-------- Supplied records --------

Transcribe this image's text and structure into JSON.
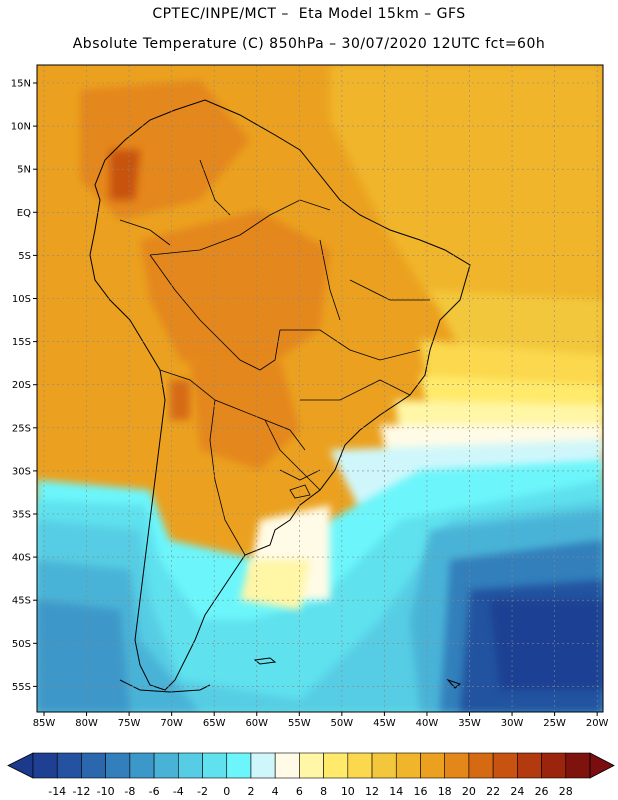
{
  "header": {
    "line1": "CPTEC/INPE/MCT –  Eta Model 15km – GFS",
    "line2": "Absolute Temperature (C) 850hPa – 30/07/2020 12UTC fct=60h"
  },
  "lat_labels": [
    "15N",
    "10N",
    "5N",
    "EQ",
    "5S",
    "10S",
    "15S",
    "20S",
    "25S",
    "30S",
    "35S",
    "40S",
    "45S",
    "50S",
    "55S"
  ],
  "lon_labels": [
    "85W",
    "80W",
    "75W",
    "70W",
    "65W",
    "60W",
    "55W",
    "50W",
    "45W",
    "40W",
    "35W",
    "30W",
    "25W",
    "20W"
  ],
  "colorbar": {
    "labels": [
      "-14",
      "-12",
      "-10",
      "-8",
      "-6",
      "-4",
      "-2",
      "0",
      "2",
      "4",
      "6",
      "8",
      "10",
      "12",
      "14",
      "16",
      "18",
      "20",
      "22",
      "24",
      "26",
      "28"
    ],
    "low_color": "#1b3a8c",
    "high_color": "#7a0d10",
    "colors": [
      "#1f3f93",
      "#2452a0",
      "#2b67ad",
      "#337fbb",
      "#3c98c9",
      "#48b3d7",
      "#56cde4",
      "#5fe1ee",
      "#6cf6fb",
      "#cff7fb",
      "#fffbe6",
      "#fff6a6",
      "#ffea6b",
      "#fbd84d",
      "#f3c73b",
      "#f0b52a",
      "#eba11f",
      "#e4871a",
      "#d66a13",
      "#c85210",
      "#b23a0e",
      "#9a240c",
      "#7e120c"
    ]
  }
}
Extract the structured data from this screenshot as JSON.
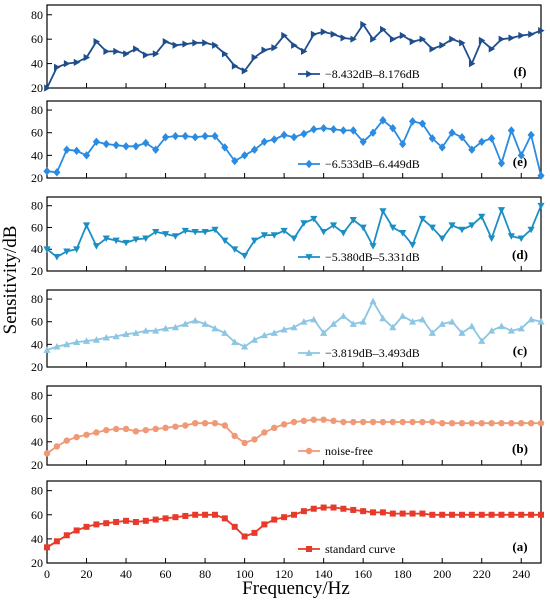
{
  "figure": {
    "xlabel": "Frequency/Hz",
    "ylabel": "Sensitivity/dB"
  },
  "chart_data": [
    {
      "panel": "f",
      "type": "line",
      "panel_label": "(f)",
      "xlim": [
        0,
        250
      ],
      "ylim": [
        20,
        88
      ],
      "yticks": [
        20,
        40,
        60,
        80
      ],
      "xticks": [],
      "legend_text": "−8.432dB–8.176dB",
      "legend_position": "lower-right",
      "marker": "triangle-right",
      "color": "#1f4e8c",
      "series": [
        {
          "name": "−8.432dB–8.176dB",
          "x": [
            0,
            5,
            10,
            15,
            20,
            25,
            30,
            35,
            40,
            45,
            50,
            55,
            60,
            65,
            70,
            75,
            80,
            85,
            90,
            95,
            100,
            105,
            110,
            115,
            120,
            125,
            130,
            135,
            140,
            145,
            150,
            155,
            160,
            165,
            170,
            175,
            180,
            185,
            190,
            195,
            200,
            205,
            210,
            215,
            220,
            225,
            230,
            235,
            240,
            245,
            250
          ],
          "values": [
            20,
            37,
            40,
            41,
            45,
            58,
            50,
            50,
            48,
            52,
            47,
            48,
            58,
            55,
            56,
            57,
            57,
            55,
            48,
            38,
            34,
            45,
            51,
            53,
            63,
            55,
            50,
            64,
            66,
            64,
            61,
            60,
            72,
            60,
            68,
            60,
            63,
            58,
            60,
            52,
            55,
            60,
            57,
            40,
            59,
            52,
            60,
            61,
            63,
            64,
            67
          ]
        }
      ]
    },
    {
      "panel": "e",
      "type": "line",
      "panel_label": "(e)",
      "xlim": [
        0,
        250
      ],
      "ylim": [
        20,
        88
      ],
      "yticks": [
        20,
        40,
        60,
        80
      ],
      "xticks": [],
      "legend_text": "−6.533dB–6.449dB",
      "legend_position": "lower-right",
      "marker": "diamond",
      "color": "#2a8be0",
      "series": [
        {
          "name": "−6.533dB–6.449dB",
          "x": [
            0,
            5,
            10,
            15,
            20,
            25,
            30,
            35,
            40,
            45,
            50,
            55,
            60,
            65,
            70,
            75,
            80,
            85,
            90,
            95,
            100,
            105,
            110,
            115,
            120,
            125,
            130,
            135,
            140,
            145,
            150,
            155,
            160,
            165,
            170,
            175,
            180,
            185,
            190,
            195,
            200,
            205,
            210,
            215,
            220,
            225,
            230,
            235,
            240,
            245,
            250
          ],
          "values": [
            26,
            25,
            45,
            44,
            40,
            52,
            50,
            49,
            48,
            48,
            51,
            45,
            56,
            57,
            57,
            56,
            57,
            57,
            47,
            35,
            40,
            45,
            52,
            54,
            58,
            56,
            59,
            63,
            64,
            63,
            62,
            62,
            52,
            60,
            71,
            64,
            50,
            70,
            68,
            55,
            47,
            60,
            56,
            45,
            52,
            55,
            33,
            62,
            40,
            58,
            22
          ]
        }
      ]
    },
    {
      "panel": "d",
      "type": "line",
      "panel_label": "(d)",
      "xlim": [
        0,
        250
      ],
      "ylim": [
        20,
        88
      ],
      "yticks": [
        20,
        40,
        60,
        80
      ],
      "xticks": [],
      "legend_text": "−5.380dB–5.331dB",
      "legend_position": "lower-right",
      "marker": "triangle-down",
      "color": "#1b8fc4",
      "series": [
        {
          "name": "−5.380dB–5.331dB",
          "x": [
            0,
            5,
            10,
            15,
            20,
            25,
            30,
            35,
            40,
            45,
            50,
            55,
            60,
            65,
            70,
            75,
            80,
            85,
            90,
            95,
            100,
            105,
            110,
            115,
            120,
            125,
            130,
            135,
            140,
            145,
            150,
            155,
            160,
            165,
            170,
            175,
            180,
            185,
            190,
            195,
            200,
            205,
            210,
            215,
            220,
            225,
            230,
            235,
            240,
            245,
            250
          ],
          "values": [
            40,
            33,
            38,
            40,
            62,
            43,
            50,
            48,
            46,
            49,
            50,
            56,
            54,
            52,
            57,
            56,
            56,
            58,
            48,
            40,
            34,
            48,
            53,
            53,
            57,
            50,
            64,
            68,
            56,
            62,
            55,
            67,
            60,
            43,
            75,
            60,
            55,
            44,
            68,
            60,
            50,
            62,
            58,
            62,
            70,
            50,
            76,
            52,
            50,
            58,
            80
          ]
        }
      ]
    },
    {
      "panel": "c",
      "type": "line",
      "panel_label": "(c)",
      "xlim": [
        0,
        250
      ],
      "ylim": [
        20,
        88
      ],
      "yticks": [
        20,
        40,
        60,
        80
      ],
      "xticks": [],
      "legend_text": "−3.819dB–3.493dB",
      "legend_position": "lower-right",
      "marker": "triangle-up",
      "color": "#8cc6e2",
      "series": [
        {
          "name": "−3.819dB–3.493dB",
          "x": [
            0,
            5,
            10,
            15,
            20,
            25,
            30,
            35,
            40,
            45,
            50,
            55,
            60,
            65,
            70,
            75,
            80,
            85,
            90,
            95,
            100,
            105,
            110,
            115,
            120,
            125,
            130,
            135,
            140,
            145,
            150,
            155,
            160,
            165,
            170,
            175,
            180,
            185,
            190,
            195,
            200,
            205,
            210,
            215,
            220,
            225,
            230,
            235,
            240,
            245,
            250
          ],
          "values": [
            35,
            38,
            40,
            42,
            43,
            44,
            46,
            47,
            49,
            50,
            52,
            52,
            54,
            55,
            58,
            61,
            58,
            54,
            50,
            42,
            38,
            44,
            48,
            50,
            53,
            55,
            60,
            62,
            50,
            58,
            65,
            58,
            60,
            78,
            63,
            55,
            65,
            60,
            62,
            50,
            58,
            60,
            50,
            56,
            43,
            52,
            56,
            52,
            54,
            62,
            60
          ]
        }
      ]
    },
    {
      "panel": "b",
      "type": "line",
      "panel_label": "(b)",
      "xlim": [
        0,
        250
      ],
      "ylim": [
        20,
        88
      ],
      "yticks": [
        20,
        40,
        60,
        80
      ],
      "xticks": [],
      "legend_text": "noise-free",
      "legend_position": "lower-right",
      "marker": "circle",
      "color": "#ef9977",
      "series": [
        {
          "name": "noise-free",
          "x": [
            0,
            5,
            10,
            15,
            20,
            25,
            30,
            35,
            40,
            45,
            50,
            55,
            60,
            65,
            70,
            75,
            80,
            85,
            90,
            95,
            100,
            105,
            110,
            115,
            120,
            125,
            130,
            135,
            140,
            145,
            150,
            155,
            160,
            165,
            170,
            175,
            180,
            185,
            190,
            195,
            200,
            205,
            210,
            215,
            220,
            225,
            230,
            235,
            240,
            245,
            250
          ],
          "values": [
            30,
            36,
            41,
            44,
            46,
            48,
            50,
            51,
            51,
            49,
            50,
            51,
            52,
            53,
            54,
            56,
            56,
            56,
            54,
            45,
            39,
            42,
            48,
            52,
            55,
            57,
            58,
            59,
            59,
            58,
            57,
            57,
            57,
            57,
            57,
            57,
            57,
            57,
            57,
            57,
            56,
            56,
            56,
            56,
            56,
            56,
            56,
            56,
            56,
            56,
            56
          ]
        }
      ]
    },
    {
      "panel": "a",
      "type": "line",
      "panel_label": "(a)",
      "xlim": [
        0,
        250
      ],
      "ylim": [
        20,
        88
      ],
      "yticks": [
        20,
        40,
        60,
        80
      ],
      "xticks": [
        0,
        20,
        40,
        60,
        80,
        100,
        120,
        140,
        160,
        180,
        200,
        220,
        240
      ],
      "xlabel": "Frequency/Hz",
      "legend_text": "standard curve",
      "legend_position": "lower-right",
      "marker": "square",
      "color": "#e83a2a",
      "series": [
        {
          "name": "standard curve",
          "x": [
            0,
            5,
            10,
            15,
            20,
            25,
            30,
            35,
            40,
            45,
            50,
            55,
            60,
            65,
            70,
            75,
            80,
            85,
            90,
            95,
            100,
            105,
            110,
            115,
            120,
            125,
            130,
            135,
            140,
            145,
            150,
            155,
            160,
            165,
            170,
            175,
            180,
            185,
            190,
            195,
            200,
            205,
            210,
            215,
            220,
            225,
            230,
            235,
            240,
            245,
            250
          ],
          "values": [
            33,
            38,
            43,
            47,
            50,
            52,
            53,
            54,
            55,
            54,
            55,
            56,
            57,
            58,
            59,
            60,
            60,
            60,
            57,
            50,
            42,
            45,
            52,
            56,
            58,
            60,
            63,
            65,
            66,
            66,
            65,
            64,
            63,
            62,
            62,
            61,
            61,
            61,
            61,
            60,
            60,
            60,
            60,
            60,
            60,
            60,
            60,
            60,
            60,
            60,
            60
          ]
        }
      ]
    }
  ]
}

--------

**Task**
In the entries above, some lines may contain the string "noise"; report how many, without additional comment.

**Written solution**
2